→ **Goal**:
Check each line of the listing below for the string "document", and give only how many lines hold it.

### Given data

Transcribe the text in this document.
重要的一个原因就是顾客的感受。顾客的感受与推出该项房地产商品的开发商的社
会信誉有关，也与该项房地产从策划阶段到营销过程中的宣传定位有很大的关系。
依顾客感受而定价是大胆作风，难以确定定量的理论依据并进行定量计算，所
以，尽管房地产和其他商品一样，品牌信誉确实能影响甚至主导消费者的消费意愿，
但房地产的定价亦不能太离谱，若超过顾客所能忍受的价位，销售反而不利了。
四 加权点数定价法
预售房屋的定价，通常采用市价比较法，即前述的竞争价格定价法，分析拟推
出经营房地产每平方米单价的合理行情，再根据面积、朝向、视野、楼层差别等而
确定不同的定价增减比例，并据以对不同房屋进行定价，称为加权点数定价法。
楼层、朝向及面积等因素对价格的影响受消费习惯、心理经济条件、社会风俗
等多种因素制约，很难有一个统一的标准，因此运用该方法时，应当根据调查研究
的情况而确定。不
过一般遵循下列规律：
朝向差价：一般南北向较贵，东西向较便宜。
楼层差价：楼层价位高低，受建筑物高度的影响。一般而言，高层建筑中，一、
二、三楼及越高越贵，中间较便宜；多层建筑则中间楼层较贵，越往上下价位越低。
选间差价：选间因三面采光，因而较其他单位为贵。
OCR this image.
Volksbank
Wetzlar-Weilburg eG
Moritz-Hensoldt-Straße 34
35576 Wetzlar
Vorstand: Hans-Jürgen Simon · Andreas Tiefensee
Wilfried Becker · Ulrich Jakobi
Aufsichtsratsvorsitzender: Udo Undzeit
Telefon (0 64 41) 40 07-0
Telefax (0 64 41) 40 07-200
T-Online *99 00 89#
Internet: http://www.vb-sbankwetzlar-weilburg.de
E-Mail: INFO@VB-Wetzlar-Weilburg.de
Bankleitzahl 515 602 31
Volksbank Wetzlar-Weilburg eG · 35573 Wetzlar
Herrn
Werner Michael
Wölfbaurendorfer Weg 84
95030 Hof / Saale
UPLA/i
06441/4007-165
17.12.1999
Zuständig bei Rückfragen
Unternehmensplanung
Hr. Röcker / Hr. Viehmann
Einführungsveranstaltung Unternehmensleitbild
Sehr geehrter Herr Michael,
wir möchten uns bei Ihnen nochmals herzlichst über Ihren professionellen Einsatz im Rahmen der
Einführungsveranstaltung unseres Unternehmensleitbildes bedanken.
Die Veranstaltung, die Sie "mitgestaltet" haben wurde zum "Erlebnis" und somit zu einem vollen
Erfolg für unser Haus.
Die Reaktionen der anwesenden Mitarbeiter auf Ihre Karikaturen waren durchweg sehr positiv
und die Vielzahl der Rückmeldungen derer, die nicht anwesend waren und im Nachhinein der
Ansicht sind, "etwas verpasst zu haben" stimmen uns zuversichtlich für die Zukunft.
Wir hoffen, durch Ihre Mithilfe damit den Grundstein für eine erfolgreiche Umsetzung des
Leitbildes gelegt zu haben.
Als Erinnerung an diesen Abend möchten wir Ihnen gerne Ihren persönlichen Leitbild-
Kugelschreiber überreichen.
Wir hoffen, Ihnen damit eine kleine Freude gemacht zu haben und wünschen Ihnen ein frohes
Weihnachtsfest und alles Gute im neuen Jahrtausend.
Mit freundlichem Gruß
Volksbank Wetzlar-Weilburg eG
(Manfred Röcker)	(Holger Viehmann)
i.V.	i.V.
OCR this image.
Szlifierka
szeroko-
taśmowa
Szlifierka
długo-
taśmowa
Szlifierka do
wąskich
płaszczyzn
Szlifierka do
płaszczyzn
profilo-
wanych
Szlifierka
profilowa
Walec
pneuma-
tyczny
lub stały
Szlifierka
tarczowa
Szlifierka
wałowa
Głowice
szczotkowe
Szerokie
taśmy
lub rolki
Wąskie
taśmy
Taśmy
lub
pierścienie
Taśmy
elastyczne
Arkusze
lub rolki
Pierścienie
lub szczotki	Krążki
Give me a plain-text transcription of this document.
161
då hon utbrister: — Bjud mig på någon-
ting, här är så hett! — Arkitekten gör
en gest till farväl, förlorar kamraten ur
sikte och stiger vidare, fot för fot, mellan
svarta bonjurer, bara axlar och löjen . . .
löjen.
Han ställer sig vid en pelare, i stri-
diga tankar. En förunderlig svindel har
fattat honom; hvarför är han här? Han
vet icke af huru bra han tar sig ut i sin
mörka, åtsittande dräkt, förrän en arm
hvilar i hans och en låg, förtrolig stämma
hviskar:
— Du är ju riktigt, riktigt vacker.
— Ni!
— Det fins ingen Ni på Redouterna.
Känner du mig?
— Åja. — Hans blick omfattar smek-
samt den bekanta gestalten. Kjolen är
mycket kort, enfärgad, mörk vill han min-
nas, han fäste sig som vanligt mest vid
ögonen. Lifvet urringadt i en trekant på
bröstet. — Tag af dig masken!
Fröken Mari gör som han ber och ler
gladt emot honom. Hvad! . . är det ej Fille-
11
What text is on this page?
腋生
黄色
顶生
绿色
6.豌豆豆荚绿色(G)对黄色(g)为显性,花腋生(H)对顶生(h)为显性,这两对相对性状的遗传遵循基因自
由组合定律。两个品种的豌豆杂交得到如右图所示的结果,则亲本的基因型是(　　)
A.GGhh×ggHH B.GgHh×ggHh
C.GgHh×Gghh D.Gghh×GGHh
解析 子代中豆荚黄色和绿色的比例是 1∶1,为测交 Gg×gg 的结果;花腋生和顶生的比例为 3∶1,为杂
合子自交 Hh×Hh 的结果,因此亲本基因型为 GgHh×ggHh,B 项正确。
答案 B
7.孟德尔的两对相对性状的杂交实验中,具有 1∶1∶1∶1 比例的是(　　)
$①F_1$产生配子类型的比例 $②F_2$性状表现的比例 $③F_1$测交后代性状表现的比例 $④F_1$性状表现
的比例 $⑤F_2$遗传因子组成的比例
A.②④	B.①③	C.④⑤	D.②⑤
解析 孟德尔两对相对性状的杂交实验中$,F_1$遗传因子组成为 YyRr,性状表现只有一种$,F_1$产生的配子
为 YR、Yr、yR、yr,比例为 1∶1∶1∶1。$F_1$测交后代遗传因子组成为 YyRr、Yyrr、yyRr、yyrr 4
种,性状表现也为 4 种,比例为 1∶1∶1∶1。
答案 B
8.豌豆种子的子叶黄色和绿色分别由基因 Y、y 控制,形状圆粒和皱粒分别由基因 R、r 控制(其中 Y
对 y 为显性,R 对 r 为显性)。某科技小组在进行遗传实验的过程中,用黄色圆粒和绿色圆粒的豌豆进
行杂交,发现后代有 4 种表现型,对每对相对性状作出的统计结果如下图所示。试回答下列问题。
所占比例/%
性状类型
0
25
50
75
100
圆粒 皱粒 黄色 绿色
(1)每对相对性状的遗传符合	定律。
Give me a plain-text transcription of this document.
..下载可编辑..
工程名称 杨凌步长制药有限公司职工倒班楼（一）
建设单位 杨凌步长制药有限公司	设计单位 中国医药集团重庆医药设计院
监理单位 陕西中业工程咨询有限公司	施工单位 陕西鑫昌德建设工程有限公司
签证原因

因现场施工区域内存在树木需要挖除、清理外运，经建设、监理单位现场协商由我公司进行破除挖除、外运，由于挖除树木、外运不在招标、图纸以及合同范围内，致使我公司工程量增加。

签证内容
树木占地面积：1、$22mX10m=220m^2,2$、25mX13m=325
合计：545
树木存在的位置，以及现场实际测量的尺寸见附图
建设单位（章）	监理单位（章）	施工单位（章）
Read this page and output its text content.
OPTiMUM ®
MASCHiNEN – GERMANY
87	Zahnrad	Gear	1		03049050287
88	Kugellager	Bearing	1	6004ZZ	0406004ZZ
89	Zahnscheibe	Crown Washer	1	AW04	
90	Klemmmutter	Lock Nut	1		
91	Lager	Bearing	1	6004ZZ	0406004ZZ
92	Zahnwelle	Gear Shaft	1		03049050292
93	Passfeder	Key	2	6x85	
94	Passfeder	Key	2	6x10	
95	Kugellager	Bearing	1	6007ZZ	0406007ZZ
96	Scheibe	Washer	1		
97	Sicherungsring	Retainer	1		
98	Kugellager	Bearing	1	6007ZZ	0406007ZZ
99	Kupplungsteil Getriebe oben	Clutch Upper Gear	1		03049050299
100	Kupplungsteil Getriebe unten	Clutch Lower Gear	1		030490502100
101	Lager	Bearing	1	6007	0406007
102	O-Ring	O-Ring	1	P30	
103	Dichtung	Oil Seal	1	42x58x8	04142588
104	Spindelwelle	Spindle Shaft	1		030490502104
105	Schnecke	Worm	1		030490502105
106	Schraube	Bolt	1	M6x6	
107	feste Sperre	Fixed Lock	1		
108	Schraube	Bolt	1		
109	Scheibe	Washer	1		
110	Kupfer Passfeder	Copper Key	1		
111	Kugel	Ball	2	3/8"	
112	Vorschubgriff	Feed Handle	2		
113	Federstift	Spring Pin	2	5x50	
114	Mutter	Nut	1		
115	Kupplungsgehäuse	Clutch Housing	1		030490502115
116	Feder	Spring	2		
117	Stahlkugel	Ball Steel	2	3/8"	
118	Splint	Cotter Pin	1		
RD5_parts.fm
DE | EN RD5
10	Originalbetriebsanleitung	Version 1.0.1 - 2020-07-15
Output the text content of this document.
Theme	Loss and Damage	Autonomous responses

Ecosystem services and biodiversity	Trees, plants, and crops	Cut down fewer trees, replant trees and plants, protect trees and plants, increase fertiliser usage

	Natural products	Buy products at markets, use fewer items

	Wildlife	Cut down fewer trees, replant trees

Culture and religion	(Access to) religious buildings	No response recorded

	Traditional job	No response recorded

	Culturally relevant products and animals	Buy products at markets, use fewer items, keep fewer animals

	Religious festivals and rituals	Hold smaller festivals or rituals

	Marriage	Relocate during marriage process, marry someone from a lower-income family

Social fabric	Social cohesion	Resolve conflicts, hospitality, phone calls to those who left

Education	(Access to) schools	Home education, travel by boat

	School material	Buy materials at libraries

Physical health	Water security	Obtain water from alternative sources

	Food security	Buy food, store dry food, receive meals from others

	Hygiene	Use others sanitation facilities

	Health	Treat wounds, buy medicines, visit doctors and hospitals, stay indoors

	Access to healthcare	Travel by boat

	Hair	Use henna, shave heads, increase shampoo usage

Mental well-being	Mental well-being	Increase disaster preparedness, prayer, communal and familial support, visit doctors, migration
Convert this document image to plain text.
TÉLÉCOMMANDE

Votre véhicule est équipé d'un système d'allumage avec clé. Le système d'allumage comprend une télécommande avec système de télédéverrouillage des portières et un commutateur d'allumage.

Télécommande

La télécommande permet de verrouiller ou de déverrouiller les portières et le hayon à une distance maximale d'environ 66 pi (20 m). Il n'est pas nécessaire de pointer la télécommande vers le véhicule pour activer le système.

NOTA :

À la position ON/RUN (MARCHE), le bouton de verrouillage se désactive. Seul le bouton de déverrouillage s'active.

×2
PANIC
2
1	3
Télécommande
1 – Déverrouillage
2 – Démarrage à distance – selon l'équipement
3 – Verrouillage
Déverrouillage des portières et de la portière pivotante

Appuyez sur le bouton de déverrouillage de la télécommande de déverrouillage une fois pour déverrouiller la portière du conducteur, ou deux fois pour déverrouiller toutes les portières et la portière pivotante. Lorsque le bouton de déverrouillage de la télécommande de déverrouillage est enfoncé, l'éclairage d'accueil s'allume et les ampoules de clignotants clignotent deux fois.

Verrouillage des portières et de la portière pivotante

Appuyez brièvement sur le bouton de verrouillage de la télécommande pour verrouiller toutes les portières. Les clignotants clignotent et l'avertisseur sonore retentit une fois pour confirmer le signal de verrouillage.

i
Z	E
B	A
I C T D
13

######

→ **In response**:
5